### EXERCISE GOAL
Identify all lines below that hold "JSON" and collect them.

-- begin RECORDS SHOWN --

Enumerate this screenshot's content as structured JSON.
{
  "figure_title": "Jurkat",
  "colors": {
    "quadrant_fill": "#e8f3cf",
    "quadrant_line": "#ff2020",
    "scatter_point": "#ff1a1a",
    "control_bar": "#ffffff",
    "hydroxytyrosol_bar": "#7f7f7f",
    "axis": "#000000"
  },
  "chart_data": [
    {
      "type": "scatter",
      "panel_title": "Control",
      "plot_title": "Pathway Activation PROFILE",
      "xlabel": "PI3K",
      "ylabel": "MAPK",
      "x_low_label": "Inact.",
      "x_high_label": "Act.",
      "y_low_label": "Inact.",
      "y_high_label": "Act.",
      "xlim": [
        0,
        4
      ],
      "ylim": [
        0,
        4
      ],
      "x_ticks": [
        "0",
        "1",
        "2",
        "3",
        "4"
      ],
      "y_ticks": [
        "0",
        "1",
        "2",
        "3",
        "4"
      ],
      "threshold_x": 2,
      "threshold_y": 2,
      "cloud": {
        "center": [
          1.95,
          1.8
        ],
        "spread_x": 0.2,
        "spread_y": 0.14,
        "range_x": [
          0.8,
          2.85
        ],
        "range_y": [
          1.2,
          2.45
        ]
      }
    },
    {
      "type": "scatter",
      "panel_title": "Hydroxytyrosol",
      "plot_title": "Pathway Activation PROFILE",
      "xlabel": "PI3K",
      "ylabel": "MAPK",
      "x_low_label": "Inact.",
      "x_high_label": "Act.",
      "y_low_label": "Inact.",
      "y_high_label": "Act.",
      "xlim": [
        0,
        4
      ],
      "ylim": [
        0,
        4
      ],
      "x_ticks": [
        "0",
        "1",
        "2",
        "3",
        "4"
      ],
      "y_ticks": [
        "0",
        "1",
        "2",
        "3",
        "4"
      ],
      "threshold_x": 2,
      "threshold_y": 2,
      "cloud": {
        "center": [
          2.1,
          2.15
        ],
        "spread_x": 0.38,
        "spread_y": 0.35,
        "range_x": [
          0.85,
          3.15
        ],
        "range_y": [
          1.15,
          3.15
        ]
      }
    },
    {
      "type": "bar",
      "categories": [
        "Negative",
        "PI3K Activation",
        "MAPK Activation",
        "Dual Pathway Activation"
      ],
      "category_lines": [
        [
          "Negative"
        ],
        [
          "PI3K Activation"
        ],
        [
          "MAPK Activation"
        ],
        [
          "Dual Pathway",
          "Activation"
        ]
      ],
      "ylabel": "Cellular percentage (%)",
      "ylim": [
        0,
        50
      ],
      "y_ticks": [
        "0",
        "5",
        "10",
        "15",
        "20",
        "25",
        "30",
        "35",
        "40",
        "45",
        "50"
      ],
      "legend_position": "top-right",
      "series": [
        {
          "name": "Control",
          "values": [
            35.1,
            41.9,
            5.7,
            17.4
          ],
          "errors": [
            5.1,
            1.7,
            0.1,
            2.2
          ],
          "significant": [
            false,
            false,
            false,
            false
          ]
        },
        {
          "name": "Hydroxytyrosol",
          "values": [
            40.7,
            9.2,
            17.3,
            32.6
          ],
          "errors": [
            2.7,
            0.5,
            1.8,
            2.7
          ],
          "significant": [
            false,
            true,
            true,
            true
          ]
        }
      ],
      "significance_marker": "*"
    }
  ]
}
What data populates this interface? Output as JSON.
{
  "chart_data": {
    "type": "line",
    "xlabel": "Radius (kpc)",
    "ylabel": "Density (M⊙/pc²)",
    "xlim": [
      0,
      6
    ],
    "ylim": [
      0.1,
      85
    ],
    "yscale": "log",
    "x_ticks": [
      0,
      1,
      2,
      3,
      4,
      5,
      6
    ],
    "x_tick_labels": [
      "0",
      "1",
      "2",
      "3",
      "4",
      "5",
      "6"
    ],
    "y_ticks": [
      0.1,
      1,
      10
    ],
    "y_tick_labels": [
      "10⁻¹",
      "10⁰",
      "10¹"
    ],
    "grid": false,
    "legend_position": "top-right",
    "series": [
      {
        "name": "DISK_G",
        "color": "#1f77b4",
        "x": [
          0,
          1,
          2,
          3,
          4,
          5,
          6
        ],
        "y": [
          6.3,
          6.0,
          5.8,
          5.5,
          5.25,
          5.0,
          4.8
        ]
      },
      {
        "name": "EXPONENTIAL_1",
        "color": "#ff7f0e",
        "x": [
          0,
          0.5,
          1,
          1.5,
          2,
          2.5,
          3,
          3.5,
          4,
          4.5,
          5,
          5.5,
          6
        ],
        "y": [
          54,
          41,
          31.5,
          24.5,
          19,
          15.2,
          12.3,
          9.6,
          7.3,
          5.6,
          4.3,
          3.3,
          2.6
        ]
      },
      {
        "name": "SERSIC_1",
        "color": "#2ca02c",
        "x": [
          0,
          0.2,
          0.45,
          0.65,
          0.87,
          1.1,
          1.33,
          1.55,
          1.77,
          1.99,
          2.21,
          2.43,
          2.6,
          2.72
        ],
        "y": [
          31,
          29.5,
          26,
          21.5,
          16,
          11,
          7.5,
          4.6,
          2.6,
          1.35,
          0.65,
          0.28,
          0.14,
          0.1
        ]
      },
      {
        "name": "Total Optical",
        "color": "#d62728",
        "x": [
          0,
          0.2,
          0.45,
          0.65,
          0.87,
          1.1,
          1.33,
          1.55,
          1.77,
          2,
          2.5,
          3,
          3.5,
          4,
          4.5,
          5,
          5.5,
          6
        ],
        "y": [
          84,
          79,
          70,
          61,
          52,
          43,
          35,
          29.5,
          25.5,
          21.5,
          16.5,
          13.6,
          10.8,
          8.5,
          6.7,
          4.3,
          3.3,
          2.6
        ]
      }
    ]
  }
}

-- end RECORDS SHOWN --

### COMPLETED TASK
Enumerate this screenshot's content as structured JSON.
What data populates this interface? Output as JSON.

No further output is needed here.